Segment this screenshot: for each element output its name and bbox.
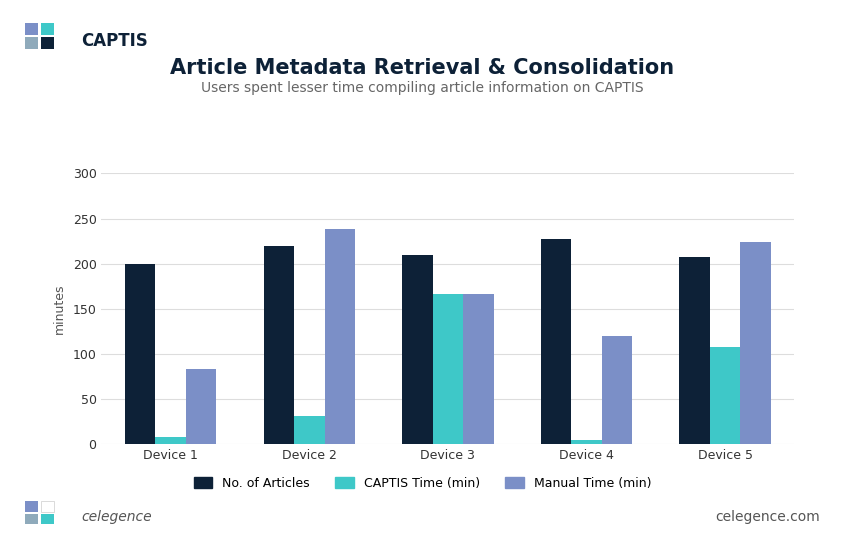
Bar	[41, 501, 54, 512]
Bar	[41, 23, 54, 35]
Bar	[25, 37, 38, 49]
Bar	[601, 336, 631, 444]
Bar	[263, 246, 294, 444]
Text: Users spent lesser time compiling article information on CAPTIS: Users spent lesser time compiling articl…	[201, 81, 643, 95]
Bar	[125, 264, 155, 444]
Bar	[679, 256, 709, 444]
Bar	[432, 294, 463, 444]
Text: CAPTIS: CAPTIS	[81, 32, 148, 50]
Text: celegence.com: celegence.com	[714, 509, 819, 524]
Bar	[25, 514, 38, 525]
Bar	[463, 294, 493, 444]
Y-axis label: minutes: minutes	[52, 283, 66, 334]
Bar	[540, 240, 571, 444]
Bar	[294, 416, 324, 444]
Text: celegence: celegence	[81, 509, 152, 524]
Bar	[739, 242, 770, 444]
Bar	[25, 501, 38, 512]
Bar	[709, 347, 739, 444]
Bar	[186, 370, 216, 444]
Bar	[41, 514, 54, 525]
Bar	[155, 437, 186, 444]
Bar	[324, 229, 354, 444]
Bar	[41, 37, 54, 49]
Bar	[25, 23, 38, 35]
Legend: No. of Articles, CAPTIS Time (min), Manual Time (min): No. of Articles, CAPTIS Time (min), Manu…	[188, 472, 656, 495]
Bar	[402, 255, 432, 444]
Bar	[571, 440, 601, 444]
Text: Article Metadata Retrieval & Consolidation: Article Metadata Retrieval & Consolidati…	[170, 58, 674, 78]
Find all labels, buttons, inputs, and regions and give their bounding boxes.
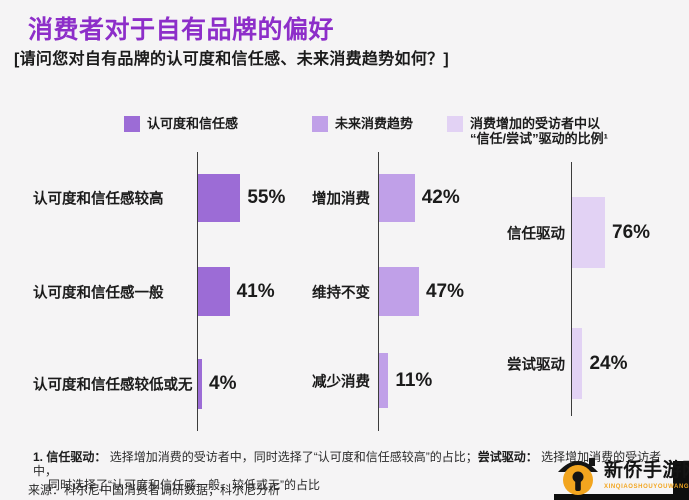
chart3-axis	[571, 162, 572, 416]
category-label: 认可度和信任感较低或无	[33, 377, 193, 394]
chart2-row-increase: 增加消费 42%	[0, 174, 689, 222]
chart2-row-unchanged: 维持不变 47%	[0, 267, 689, 316]
watermark-name: 新侨手游网	[604, 460, 689, 481]
legend-swatch-future-trend	[312, 116, 328, 132]
bar-recognition-low	[198, 359, 202, 409]
chart3-row-try: 尝试驱动 24%	[0, 328, 689, 399]
value-label: 4%	[209, 373, 237, 394]
bar-increase	[379, 174, 415, 222]
page-subtitle: [请问您对自有品牌的认可度和信任感、未来消费趋势如何？]	[14, 51, 450, 68]
footnote-line2: 同时选择了“认可度和信任感一般、较低或无”的占比	[48, 478, 320, 492]
bar-trust-driven	[572, 197, 606, 268]
chart2-axis	[378, 152, 379, 431]
bar-unchanged	[379, 267, 419, 316]
watermark: 新侨手游网 XINQIAOSHOUYOUWANG	[552, 452, 689, 500]
legend-label-future-trend: 未来消费趋势	[335, 116, 414, 131]
bar-recognition-medium	[198, 267, 230, 316]
footnote-text-try: 选择增加消费的受访者中，	[33, 450, 662, 478]
category-label: 减少消费	[312, 374, 370, 390]
house-icon	[558, 458, 598, 495]
category-label: 维持不变	[312, 285, 370, 301]
footnote-term-trust: 信任驱动：	[46, 450, 107, 464]
chart1-row-medium: 认可度和信任感一般 41%	[0, 267, 689, 316]
value-label: 76%	[612, 221, 651, 243]
footnote-number: 1.	[33, 450, 44, 464]
category-label: 认可度和信任感较高	[33, 191, 164, 208]
category-label: 认可度和信任感一般	[33, 285, 164, 301]
value-label: 42%	[421, 187, 460, 208]
value-label: 55%	[247, 187, 286, 208]
watermark-right-bar	[673, 461, 689, 500]
bar-try-driven	[572, 328, 583, 399]
legend-label-trust-try: 消费增加的受访者中以 “信任/尝试”驱动的比例¹	[470, 116, 608, 146]
category-label: 增加消费	[312, 191, 370, 208]
value-label: 24%	[589, 352, 628, 374]
legend-swatch-trust-try	[447, 116, 463, 132]
legend-swatch-recognition	[124, 116, 140, 132]
page-title: 消费者对于自有品牌的偏好	[28, 16, 335, 44]
legend-item-recognition: 认可度和信任感	[124, 116, 238, 132]
chart1-row-low: 认可度和信任感较低或无 4%	[0, 359, 689, 409]
legend-label-recognition: 认可度和信任感	[147, 116, 239, 131]
footnote: 1. 信任驱动： 选择增加消费的受访者中，同时选择了“认可度和信任感较高”的占比…	[33, 450, 675, 492]
category-label: 尝试驱动	[507, 357, 565, 373]
footnote-term-try: 尝试驱动：	[477, 450, 538, 464]
bar-recognition-high	[198, 174, 241, 222]
bar-decrease	[379, 353, 389, 408]
value-label: 11%	[395, 369, 433, 391]
chart3-row-trust: 信任驱动 76%	[0, 197, 689, 268]
watermark-subtext: XINQIAOSHOUYOUWANG	[604, 484, 689, 490]
chart1-axis	[197, 152, 198, 431]
chart1-row-high: 认可度和信任感较高 55%	[0, 174, 689, 222]
value-label: 41%	[236, 280, 275, 302]
footnote-text-trust: 选择增加消费的受访者中，同时选择了“认可度和信任感较高”的占比；	[109, 450, 478, 464]
legend-item-future-trend: 未来消费趋势	[312, 116, 413, 132]
source-line: 来源：科尔尼中国消费者调研数据；科尔尼分析	[28, 483, 281, 497]
watermark-bottom-bar	[554, 494, 689, 500]
legend-item-trust-try: 消费增加的受访者中以 “信任/尝试”驱动的比例¹	[447, 116, 608, 146]
category-label: 信任驱动	[507, 226, 565, 242]
value-label: 47%	[425, 280, 464, 302]
chart2-row-decrease: 减少消费 11%	[0, 353, 689, 408]
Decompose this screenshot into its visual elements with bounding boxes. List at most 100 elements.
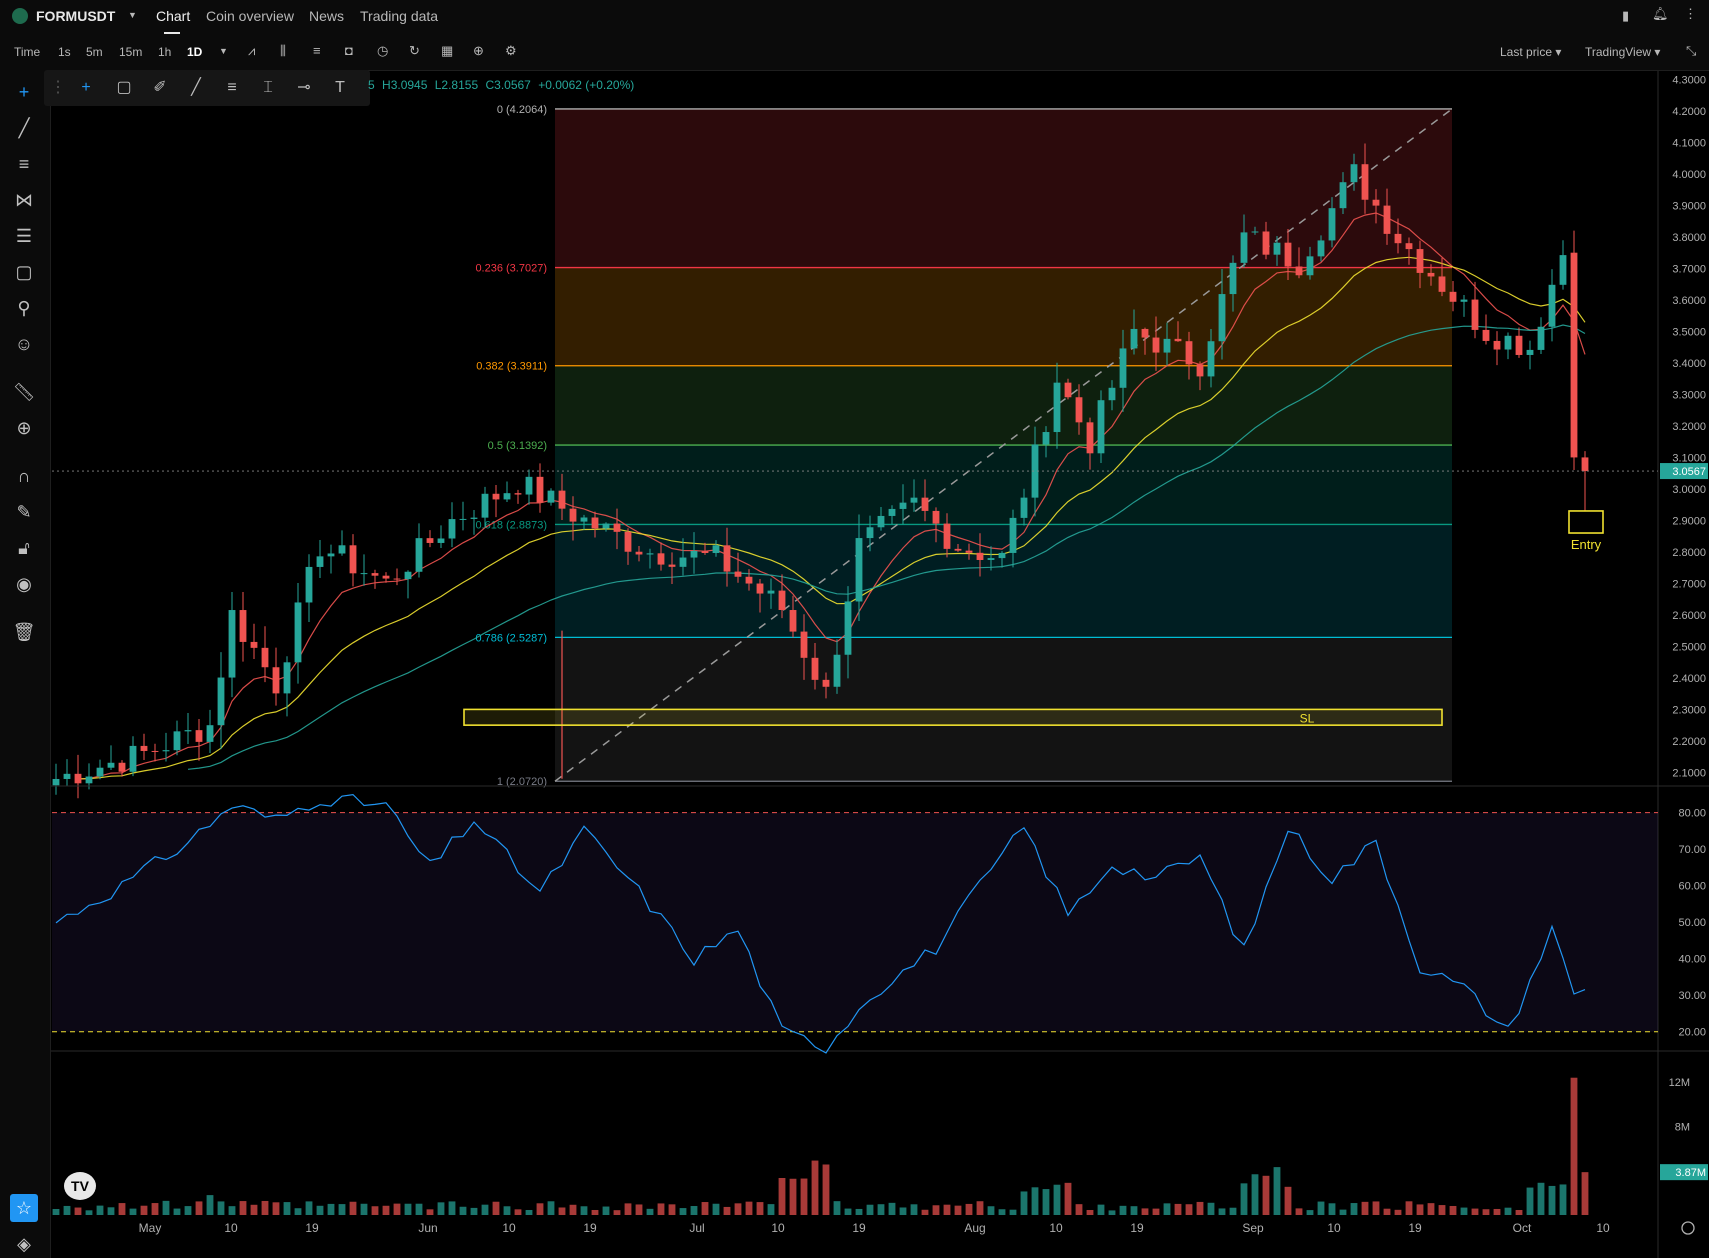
pin-icon[interactable]: ⚲: [17, 298, 31, 318]
time-tick-label: 10: [1049, 1221, 1063, 1235]
volume-bar: [624, 1203, 632, 1215]
crosshair-icon[interactable]: +: [18, 82, 30, 102]
volume-bar: [52, 1208, 60, 1215]
ema-line: [187, 324, 1586, 770]
tab-trading-data[interactable]: Trading data: [360, 8, 439, 24]
last-price-dropdown[interactable]: Last price ▾: [1500, 45, 1562, 59]
settings-icon[interactable]: ⚙: [505, 43, 517, 58]
candle-body: [1471, 299, 1479, 330]
trash-icon[interactable]: 🗑︎: [12, 622, 36, 642]
rsi-pane[interactable]: 80.00 70.00 60.00 50.00 40.00 30.00 20.00: [52, 793, 1706, 1054]
more-icon[interactable]: ⋮: [1684, 6, 1697, 21]
volume-bar: [811, 1160, 819, 1215]
volume-bar: [1526, 1187, 1534, 1215]
volume-bar: [1559, 1184, 1567, 1215]
tradingview-dropdown[interactable]: TradingView ▾: [1585, 45, 1661, 59]
ruler-icon[interactable]: 📏︎: [12, 382, 36, 402]
volume-bar: [1405, 1201, 1413, 1215]
time-axis[interactable]: May 10 19 Jun 10 19 Jul 10 19 Aug 10 19 Sep 10 19 Oct 10: [139, 1221, 1695, 1235]
brush-tool-icon[interactable]: ✐: [153, 79, 167, 96]
interval-1h[interactable]: 1h: [158, 45, 172, 59]
volume-bar: [1460, 1207, 1468, 1215]
template-icon[interactable]: ≡: [313, 43, 321, 58]
camera-icon[interactable]: ◘: [345, 43, 353, 58]
drag-handle-icon[interactable]: ⋮: [50, 79, 66, 96]
magnet-icon[interactable]: ∩: [17, 466, 31, 486]
volume-bar: [778, 1177, 786, 1215]
calendar-icon[interactable]: ▦: [441, 43, 454, 58]
volume-bar: [118, 1203, 126, 1215]
layers-icon[interactable]: ◈: [17, 1234, 31, 1254]
alarm-icon[interactable]: ◷: [377, 43, 389, 58]
volume-bar: [745, 1201, 753, 1215]
candle-body: [888, 508, 896, 516]
tab-coin-overview[interactable]: Coin overview: [206, 8, 294, 24]
emoji-icon[interactable]: ☺: [14, 334, 34, 354]
add-icon[interactable]: ⊕: [473, 43, 484, 58]
horizontal-lines-icon[interactable]: ≡: [18, 154, 30, 174]
lines-tool-icon[interactable]: ≡: [227, 79, 237, 96]
sl-label: SL: [1300, 711, 1315, 725]
symbol-icon: [12, 8, 28, 24]
chevron-down-icon[interactable]: ▼: [128, 10, 137, 20]
candle-type-icon[interactable]: ⫼: [280, 43, 286, 58]
volume-bar: [1240, 1183, 1248, 1215]
interval-1s[interactable]: 1s: [58, 45, 71, 59]
volume-bar: [228, 1206, 236, 1215]
zoom-icon[interactable]: ⊕: [16, 418, 32, 438]
rsi-tick-label: 70.00: [1678, 844, 1706, 856]
symbol-selector[interactable]: FORMUSDT: [36, 8, 116, 24]
candle-body: [1438, 276, 1446, 292]
replay-icon[interactable]: ↻: [409, 43, 420, 58]
volume-bar: [1361, 1201, 1369, 1215]
pattern-icon[interactable]: ⋈: [15, 190, 33, 210]
measure-tool-icon[interactable]: ⌶: [263, 79, 273, 96]
eye-icon[interactable]: ◉: [16, 574, 32, 594]
rectangle-icon[interactable]: ▢: [15, 262, 33, 282]
volume-bar: [1306, 1210, 1314, 1215]
volume-pane[interactable]: 12M 8M 3.87M: [52, 1077, 1708, 1215]
volume-bar: [1229, 1207, 1237, 1215]
volume-bar: [1251, 1174, 1259, 1215]
price-tick-label: 2.4000: [1672, 673, 1706, 685]
volume-bar: [349, 1201, 357, 1215]
tab-chart[interactable]: Chart: [156, 8, 191, 24]
interval-time[interactable]: Time: [14, 45, 41, 59]
tab-news[interactable]: News: [309, 8, 345, 24]
text-tool-icon[interactable]: T: [335, 79, 345, 96]
fullscreen-icon[interactable]: ⤡: [1686, 43, 1697, 58]
volume-bar: [1438, 1205, 1446, 1215]
interval-dropdown-icon[interactable]: ▼: [219, 46, 228, 56]
candle-body: [800, 631, 808, 658]
volume-bar: [1064, 1182, 1072, 1215]
time-tick-label: May: [139, 1221, 162, 1235]
fib-tool-icon[interactable]: ☰: [15, 226, 33, 246]
candle-body: [96, 767, 104, 777]
price-axis[interactable]: 4.3000 4.2000 4.1000 4.0000 3.9000 3.8000 3.70…: [50, 70, 1709, 1258]
fibonacci-retracement[interactable]: 0 (4.2064) 0.236 (3.7027) 0.382 (3.3911) 0.…: [475, 104, 1453, 788]
edit-lock-icon[interactable]: ✎: [16, 502, 32, 522]
bookmark-icon[interactable]: ▮: [1622, 8, 1630, 23]
interval-5m[interactable]: 5m: [86, 45, 103, 59]
line-tool-icon[interactable]: ╱: [191, 79, 201, 96]
interval-15m[interactable]: 15m: [119, 45, 143, 59]
indicators-icon[interactable]: ⩘: [248, 43, 256, 58]
rect-tool-icon[interactable]: ▢: [116, 79, 132, 96]
candle-body: [525, 476, 533, 495]
annotations[interactable]: Entry SL: [463, 510, 1604, 726]
favorite-star-icon[interactable]: ☆: [10, 1194, 38, 1222]
last-price-badge: [1660, 463, 1708, 480]
trendline-icon[interactable]: ╱: [18, 118, 30, 138]
candle-body: [305, 566, 313, 603]
volume-bar: [1053, 1184, 1061, 1215]
interval-1d[interactable]: 1D: [187, 45, 203, 59]
bell-icon[interactable]: 🔔︎: [1652, 6, 1669, 21]
hline-tool-icon[interactable]: ⊸: [297, 79, 311, 96]
candle-body: [1097, 400, 1105, 454]
crosshair-tool-icon[interactable]: +: [81, 79, 91, 96]
price-tick-label: 3.7000: [1672, 263, 1706, 275]
lock-icon[interactable]: 🔓︎: [18, 538, 30, 558]
candle-body: [756, 583, 764, 594]
tradingview-logo[interactable]: TV: [64, 1172, 96, 1200]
::::::
AIM OF THE EXERCISE — Put every line from the one containing "501, 54, 512]" down to the one containing "264, 155, 444]", both included, into a JSON list of strings with one string per line and no blank lines.

FULL SOLUTION —
[
  "Bar\t[41, 501, 54, 512]",
  "Bar\t[41, 23, 54, 35]",
  "Bar\t[25, 37, 38, 49]",
  "Bar\t[601, 336, 631, 444]",
  "Bar\t[263, 246, 294, 444]",
  "Text: Users spent lesser time compiling article information on CAPTIS: Users spent lesser time compiling articl…\t[201, 81, 643, 95]",
  "Bar\t[125, 264, 155, 444]"
]